* Elenco compiti
1 - Trascrivi dal brano sul pensiero eterosessuale il passo da "Intanto, nei sistemi" a "il contratto eterosessuale.".
2 - Secondo il brano sul pensiero eterosessuale, perché la dimensione della conoscenza in cui slitta il sistema "ci compete"? Rispondi in una a tre frasi.

È attraverso questa scienza che dobbiamo metterci sulle tracce di ciò che del pensiero eterosessuale procede tranquillamente senza alcun bisogno di dirsi [what-goes-without-saying]. Per usare le parole di Roland Barthes, non dobbiamo più sopportare «di vedere la Natura e la Storia di volta in volta confuse»6. Dobbiamo rendere brutalmente evidente che lo strutturalismo, la psicoanalisi, e Lacan in particolare, hanno rigidamente trasformato i loro concetti in miti – la Differenza, il Desiderio, il Nome-del-Padre ecc. Hanno «iper-mitizzato» i miti, a dire il vero, e ciò è stato necessario ai fini dell’eterosessualizzazione sistematica della dimensione psichica degli individui storicamente dominati, in primis delle donne, che hanno iniziato a lottare quasi due secoli fa. Ciò è stato fatto sistematicamente, in modo armonicamente interdisciplinare, dal momento che i miti eterosessuali transitano agilmente da un sistema formale all’altro, come valori certi, tranquillamente spendibili nella psicologia, nella psicoanalisi, e in tutte le scienze sociali. Questo insieme di miti eterosessuali forma un sistema di segni che si serve di figure retoriche, e che può dunque essere politicamente studiato dall’interno della scienza della nostra oppressione. Tuttavia, quel «noi-sappiamo-perfettamente-che-il-dolore-che-abbiamo-sofferto-si-deve-proprio-alla-schiavitù» deve sempre costituire la dinamica che introduce una diacronia storica nel discorso immutabile delle eterne essenze. Questa impresa dovrebbe costituire in qualche modo una semiotica politica, benché «il dolore che abbiamo sofferto» ci consente di lavorare anche al livello del linguaggio inteso sia come «manifesto», sia come «azione», ossia come ciò che trasforma, che fa la storia.

Intanto, nei sistemi che sembravano così eterni e universali da poterne estrarre delle leggi, leggi con cui rimpinzare i computer, o comunque i meccanismi dell’Inconscio – in questi sistemi, dicevo, grazie alla nostra azione e al nostro linguaggio, stanno avvenendo degli spostamenti. Ad esempio, un modello come lo scambio delle donne consente di rileggere la storia in modo così violento e brutale che l’intero sistema, che si credeva meramente «formale», slitta in un’altra dimensione della conoscenza. E questa dimensione ci compete, sia perché vi siamo in qualche modo designate, sia perché, come ha riconosciuto addirittura Lévi-Strauss, «noi parliamo». Ebbene, ciò che diciamo, ora, è che rescindiamo il contratto eterosessuale.

[Record di dati]
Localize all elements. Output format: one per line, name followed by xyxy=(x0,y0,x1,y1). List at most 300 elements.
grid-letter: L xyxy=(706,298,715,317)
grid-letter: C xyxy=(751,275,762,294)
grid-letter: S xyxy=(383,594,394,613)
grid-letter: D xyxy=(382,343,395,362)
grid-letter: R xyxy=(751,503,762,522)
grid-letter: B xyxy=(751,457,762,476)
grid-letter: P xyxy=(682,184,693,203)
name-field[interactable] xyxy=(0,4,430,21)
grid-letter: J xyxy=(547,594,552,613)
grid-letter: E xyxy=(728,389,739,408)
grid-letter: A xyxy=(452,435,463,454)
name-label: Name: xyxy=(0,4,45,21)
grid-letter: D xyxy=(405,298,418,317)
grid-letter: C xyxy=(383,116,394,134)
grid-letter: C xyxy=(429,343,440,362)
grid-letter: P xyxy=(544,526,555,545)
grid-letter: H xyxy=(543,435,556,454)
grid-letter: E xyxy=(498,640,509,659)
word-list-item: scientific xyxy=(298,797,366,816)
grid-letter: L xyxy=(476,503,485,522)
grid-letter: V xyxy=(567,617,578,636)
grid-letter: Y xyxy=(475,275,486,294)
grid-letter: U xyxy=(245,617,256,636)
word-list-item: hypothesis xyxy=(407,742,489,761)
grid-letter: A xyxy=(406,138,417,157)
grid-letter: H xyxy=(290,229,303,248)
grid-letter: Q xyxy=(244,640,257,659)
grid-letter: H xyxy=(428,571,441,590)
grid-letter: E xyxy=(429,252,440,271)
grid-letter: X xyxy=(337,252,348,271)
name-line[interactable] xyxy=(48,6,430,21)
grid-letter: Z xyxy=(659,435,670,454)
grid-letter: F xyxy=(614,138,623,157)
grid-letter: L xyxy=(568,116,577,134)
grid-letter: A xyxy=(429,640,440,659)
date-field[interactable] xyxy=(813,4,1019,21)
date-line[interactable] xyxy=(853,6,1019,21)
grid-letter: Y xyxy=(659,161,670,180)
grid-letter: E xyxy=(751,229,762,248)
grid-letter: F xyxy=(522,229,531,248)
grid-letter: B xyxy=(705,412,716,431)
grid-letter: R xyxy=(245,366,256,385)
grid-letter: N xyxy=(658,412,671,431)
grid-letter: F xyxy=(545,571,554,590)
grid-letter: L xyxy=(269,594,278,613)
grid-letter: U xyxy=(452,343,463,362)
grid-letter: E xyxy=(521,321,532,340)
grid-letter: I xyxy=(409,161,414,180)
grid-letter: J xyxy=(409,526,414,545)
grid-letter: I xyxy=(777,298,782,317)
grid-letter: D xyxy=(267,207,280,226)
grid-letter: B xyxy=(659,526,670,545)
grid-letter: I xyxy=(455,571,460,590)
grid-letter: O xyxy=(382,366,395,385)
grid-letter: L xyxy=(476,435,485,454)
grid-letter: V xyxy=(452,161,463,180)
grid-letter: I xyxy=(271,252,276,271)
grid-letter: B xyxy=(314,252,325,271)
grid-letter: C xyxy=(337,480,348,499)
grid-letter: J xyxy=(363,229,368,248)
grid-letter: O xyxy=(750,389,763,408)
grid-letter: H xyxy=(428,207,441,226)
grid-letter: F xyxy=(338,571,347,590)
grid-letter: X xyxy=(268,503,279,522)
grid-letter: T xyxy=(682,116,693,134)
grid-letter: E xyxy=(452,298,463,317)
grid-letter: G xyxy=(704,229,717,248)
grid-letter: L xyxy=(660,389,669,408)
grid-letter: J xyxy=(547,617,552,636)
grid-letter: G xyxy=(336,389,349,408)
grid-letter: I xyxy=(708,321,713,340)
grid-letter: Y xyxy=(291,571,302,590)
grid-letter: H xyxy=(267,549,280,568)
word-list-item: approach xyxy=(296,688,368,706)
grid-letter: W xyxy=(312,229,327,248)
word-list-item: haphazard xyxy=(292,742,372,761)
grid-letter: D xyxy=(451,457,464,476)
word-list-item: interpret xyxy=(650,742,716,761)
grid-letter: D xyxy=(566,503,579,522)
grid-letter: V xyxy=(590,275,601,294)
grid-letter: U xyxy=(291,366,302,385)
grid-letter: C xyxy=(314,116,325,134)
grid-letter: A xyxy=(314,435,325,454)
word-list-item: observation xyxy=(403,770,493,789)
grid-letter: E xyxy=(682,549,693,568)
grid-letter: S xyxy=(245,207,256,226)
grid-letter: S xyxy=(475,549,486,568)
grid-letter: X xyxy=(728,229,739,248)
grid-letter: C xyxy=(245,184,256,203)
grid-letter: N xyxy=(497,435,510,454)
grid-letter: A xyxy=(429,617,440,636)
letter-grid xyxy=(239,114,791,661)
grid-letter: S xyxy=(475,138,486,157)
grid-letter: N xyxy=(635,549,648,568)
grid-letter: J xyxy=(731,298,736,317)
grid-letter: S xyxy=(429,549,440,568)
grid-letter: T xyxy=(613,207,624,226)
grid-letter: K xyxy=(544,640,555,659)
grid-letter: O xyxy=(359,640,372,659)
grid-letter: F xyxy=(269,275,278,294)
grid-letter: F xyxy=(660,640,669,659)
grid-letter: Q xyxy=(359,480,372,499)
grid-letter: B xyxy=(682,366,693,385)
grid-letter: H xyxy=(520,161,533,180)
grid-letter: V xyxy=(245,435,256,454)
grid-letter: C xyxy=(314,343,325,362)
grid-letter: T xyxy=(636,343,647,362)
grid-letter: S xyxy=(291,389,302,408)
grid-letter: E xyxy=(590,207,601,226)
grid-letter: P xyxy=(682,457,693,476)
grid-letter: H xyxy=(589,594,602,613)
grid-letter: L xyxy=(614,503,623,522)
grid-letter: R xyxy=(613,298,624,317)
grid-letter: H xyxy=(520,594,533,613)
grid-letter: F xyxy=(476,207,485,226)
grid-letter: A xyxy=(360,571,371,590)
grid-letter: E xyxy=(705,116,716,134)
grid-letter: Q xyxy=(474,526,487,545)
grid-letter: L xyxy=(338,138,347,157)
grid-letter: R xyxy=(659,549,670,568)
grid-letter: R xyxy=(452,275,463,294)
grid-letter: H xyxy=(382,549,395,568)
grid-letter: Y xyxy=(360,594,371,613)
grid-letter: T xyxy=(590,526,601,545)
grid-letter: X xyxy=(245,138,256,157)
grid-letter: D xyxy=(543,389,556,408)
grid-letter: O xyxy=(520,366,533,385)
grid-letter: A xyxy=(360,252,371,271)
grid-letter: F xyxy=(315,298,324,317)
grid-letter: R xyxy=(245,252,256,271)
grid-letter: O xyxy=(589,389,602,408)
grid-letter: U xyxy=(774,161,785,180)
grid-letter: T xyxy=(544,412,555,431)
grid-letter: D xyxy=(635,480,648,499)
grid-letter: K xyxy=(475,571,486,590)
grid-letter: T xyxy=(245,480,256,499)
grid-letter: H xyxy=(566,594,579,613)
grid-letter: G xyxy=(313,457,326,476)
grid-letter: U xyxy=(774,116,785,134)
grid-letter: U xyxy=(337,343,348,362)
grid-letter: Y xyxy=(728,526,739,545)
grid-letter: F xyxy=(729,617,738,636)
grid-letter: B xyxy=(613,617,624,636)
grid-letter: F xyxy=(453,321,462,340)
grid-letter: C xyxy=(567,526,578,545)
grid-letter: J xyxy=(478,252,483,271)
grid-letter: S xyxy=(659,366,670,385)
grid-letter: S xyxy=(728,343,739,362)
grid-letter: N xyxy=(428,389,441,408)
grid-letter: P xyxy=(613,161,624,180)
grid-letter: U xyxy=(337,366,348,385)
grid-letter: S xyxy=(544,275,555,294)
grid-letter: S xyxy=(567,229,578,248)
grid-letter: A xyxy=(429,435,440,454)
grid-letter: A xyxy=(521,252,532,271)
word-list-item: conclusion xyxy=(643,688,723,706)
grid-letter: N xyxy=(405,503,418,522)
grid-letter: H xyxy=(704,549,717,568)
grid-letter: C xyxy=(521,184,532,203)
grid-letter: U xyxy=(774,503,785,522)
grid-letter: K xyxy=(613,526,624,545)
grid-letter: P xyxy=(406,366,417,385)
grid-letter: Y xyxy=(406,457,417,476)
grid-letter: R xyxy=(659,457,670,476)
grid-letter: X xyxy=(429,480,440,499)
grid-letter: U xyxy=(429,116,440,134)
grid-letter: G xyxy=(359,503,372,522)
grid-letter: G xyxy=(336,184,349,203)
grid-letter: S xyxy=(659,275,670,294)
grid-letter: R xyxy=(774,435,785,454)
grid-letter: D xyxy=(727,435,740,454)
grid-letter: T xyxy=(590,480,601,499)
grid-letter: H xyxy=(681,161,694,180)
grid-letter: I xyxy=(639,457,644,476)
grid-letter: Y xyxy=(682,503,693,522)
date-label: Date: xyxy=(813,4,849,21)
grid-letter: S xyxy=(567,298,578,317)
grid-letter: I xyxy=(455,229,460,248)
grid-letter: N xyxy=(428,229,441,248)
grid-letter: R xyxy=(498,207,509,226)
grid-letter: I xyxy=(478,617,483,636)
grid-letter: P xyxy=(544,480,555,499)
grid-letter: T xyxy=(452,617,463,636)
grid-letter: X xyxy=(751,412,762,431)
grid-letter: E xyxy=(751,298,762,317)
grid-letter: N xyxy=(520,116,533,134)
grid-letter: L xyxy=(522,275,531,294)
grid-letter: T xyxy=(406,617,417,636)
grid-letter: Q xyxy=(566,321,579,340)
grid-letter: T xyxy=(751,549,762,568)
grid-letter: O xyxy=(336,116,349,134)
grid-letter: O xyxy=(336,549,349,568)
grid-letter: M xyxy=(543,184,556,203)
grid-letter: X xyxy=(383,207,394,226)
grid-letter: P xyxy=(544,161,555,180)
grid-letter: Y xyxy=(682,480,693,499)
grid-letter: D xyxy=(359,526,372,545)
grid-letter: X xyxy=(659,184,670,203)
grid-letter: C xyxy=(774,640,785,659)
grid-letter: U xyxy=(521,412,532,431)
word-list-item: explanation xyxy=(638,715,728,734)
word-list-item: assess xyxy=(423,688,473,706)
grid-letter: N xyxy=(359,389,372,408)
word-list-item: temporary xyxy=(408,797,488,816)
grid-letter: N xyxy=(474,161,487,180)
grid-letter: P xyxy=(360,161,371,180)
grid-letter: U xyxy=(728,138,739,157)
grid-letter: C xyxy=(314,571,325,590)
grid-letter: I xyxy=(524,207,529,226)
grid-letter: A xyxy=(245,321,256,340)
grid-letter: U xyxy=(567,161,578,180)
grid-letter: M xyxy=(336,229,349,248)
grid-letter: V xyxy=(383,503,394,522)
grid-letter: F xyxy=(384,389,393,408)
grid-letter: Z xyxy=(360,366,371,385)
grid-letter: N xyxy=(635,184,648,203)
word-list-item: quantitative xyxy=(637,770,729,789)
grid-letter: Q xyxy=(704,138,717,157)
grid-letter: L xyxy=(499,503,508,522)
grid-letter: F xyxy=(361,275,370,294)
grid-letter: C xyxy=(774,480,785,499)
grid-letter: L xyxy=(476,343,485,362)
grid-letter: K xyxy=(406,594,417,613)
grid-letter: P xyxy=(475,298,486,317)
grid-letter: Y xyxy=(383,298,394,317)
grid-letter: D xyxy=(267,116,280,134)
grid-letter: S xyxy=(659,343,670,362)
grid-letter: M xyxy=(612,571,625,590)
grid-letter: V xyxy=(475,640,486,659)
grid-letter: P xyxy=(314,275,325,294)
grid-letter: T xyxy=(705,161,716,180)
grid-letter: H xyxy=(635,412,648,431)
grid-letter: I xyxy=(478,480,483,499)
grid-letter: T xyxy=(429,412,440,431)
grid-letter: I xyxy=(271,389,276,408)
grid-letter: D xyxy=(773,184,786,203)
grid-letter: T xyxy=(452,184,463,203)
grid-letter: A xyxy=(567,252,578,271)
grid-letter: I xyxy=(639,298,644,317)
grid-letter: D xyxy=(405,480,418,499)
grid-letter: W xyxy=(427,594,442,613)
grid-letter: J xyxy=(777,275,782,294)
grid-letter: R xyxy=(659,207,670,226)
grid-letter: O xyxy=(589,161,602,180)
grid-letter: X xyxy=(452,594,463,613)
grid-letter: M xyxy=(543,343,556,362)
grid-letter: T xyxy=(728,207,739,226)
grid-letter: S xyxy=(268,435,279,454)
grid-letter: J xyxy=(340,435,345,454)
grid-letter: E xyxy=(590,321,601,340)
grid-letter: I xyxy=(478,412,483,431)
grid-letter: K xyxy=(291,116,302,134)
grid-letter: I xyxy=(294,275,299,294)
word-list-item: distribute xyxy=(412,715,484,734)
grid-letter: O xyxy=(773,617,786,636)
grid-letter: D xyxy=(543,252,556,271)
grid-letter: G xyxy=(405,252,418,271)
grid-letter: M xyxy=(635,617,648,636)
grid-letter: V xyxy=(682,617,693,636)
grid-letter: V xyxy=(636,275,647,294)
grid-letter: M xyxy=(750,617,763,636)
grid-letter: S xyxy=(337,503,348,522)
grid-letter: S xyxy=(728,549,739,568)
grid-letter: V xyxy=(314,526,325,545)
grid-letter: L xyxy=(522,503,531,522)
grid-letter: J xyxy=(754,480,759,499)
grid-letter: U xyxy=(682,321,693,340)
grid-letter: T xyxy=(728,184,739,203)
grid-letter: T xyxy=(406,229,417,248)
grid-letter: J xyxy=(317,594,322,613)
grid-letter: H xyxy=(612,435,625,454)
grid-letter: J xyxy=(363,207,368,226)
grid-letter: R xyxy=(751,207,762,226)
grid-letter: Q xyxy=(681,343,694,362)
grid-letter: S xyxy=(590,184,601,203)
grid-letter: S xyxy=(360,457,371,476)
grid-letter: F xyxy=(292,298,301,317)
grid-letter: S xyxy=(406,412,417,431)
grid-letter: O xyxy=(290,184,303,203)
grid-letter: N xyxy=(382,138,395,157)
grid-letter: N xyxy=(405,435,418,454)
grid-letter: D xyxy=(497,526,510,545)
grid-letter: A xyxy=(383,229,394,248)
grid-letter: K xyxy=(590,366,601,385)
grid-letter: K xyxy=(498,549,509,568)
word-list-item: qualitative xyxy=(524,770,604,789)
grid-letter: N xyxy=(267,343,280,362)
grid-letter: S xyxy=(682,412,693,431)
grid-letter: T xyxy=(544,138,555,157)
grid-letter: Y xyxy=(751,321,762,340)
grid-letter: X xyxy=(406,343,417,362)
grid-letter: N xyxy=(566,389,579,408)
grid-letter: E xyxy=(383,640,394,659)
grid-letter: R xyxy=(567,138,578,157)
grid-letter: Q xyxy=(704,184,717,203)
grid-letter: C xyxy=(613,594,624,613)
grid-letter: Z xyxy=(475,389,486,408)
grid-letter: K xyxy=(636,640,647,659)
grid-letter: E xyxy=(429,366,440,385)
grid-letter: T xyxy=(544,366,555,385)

* Risposte ai compiti
1 -
Intanto, nei sistemi che sembravano così eterni e universali da poterne estrarre delle leggi, leggi con cui rimpinzare i computer, o comunque i meccanismi dell’Inconscio – in questi sistemi, dicevo, grazie alla nostra azione e al nostro linguaggio, stanno avvenendo degli spostamenti. Ad esempio, un modello come lo scambio delle donne consente di rileggere la storia in modo così violento e brutale che l’intero sistema, che si credeva meramente «formale», slitta in un’altra dimensione della conoscenza. E questa dimensione ci compete, sia perché vi siamo in qualche modo designate, sia perché, come ha riconosciuto addirittura Lévi-Strauss, «noi parliamo». Ebbene, ciò che diciamo, ora, è che rescindiamo il contratto eterosessuale.

2 - Quella dimensione ci compete perché vi siamo in qualche modo designate. Inoltre, come ha riconosciuto perfino Lévi-Strauss, "noi parliamo".